EXERCISE OBJECTIVE
Tally up the lines below that include the word "Dotace". Answer with the number alone.

DATA TO PROCESS
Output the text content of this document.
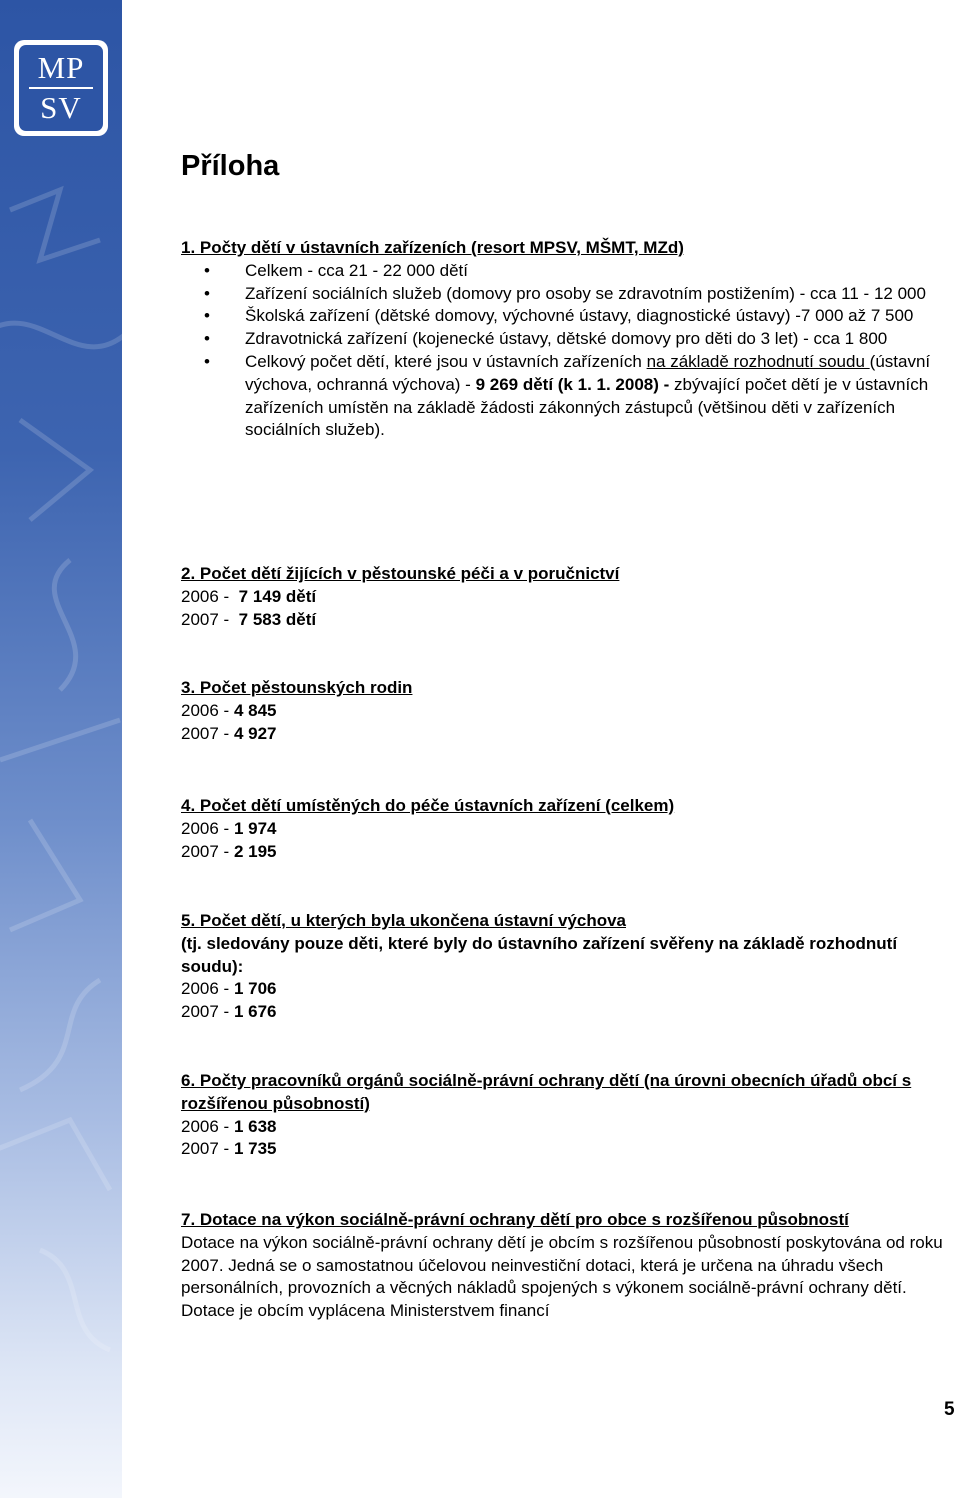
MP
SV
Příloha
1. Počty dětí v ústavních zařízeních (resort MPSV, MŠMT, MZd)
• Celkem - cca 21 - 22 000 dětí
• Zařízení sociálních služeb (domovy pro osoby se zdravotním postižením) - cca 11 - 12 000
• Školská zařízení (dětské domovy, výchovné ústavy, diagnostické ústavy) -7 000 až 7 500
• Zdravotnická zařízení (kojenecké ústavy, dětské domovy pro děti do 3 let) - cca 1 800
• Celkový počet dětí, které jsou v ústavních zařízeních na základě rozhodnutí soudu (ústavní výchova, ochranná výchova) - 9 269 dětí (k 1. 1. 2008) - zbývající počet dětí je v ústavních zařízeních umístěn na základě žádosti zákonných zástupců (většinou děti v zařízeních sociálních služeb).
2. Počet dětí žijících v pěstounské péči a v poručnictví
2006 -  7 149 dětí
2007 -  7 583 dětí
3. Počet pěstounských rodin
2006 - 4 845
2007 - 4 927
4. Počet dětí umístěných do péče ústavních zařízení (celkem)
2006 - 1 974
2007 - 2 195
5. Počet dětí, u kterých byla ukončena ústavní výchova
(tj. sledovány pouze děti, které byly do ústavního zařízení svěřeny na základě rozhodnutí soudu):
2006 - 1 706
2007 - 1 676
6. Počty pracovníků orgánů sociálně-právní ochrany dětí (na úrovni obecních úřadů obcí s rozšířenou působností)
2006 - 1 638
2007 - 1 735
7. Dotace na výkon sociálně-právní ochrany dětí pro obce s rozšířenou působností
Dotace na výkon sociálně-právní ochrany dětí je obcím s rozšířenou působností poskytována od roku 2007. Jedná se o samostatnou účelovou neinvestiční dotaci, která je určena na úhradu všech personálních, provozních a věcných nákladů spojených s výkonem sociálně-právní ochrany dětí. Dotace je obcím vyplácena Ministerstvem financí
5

...

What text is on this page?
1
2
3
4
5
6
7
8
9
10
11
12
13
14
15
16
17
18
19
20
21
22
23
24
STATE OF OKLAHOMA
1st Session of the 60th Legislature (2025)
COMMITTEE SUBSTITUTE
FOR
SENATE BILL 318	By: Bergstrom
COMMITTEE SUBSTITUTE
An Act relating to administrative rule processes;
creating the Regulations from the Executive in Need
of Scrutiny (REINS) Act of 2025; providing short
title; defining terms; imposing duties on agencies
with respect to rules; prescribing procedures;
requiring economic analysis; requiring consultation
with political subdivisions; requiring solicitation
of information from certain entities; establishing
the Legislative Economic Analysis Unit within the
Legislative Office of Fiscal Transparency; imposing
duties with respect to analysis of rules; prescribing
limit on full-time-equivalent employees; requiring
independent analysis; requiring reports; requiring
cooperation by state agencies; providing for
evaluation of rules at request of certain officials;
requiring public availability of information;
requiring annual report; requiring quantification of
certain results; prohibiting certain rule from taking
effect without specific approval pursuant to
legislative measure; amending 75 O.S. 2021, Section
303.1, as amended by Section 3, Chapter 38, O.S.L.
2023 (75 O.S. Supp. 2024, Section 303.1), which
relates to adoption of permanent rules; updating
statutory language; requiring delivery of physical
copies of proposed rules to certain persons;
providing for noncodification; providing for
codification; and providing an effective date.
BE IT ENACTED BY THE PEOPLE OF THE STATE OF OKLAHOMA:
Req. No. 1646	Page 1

RESULT BELOW
2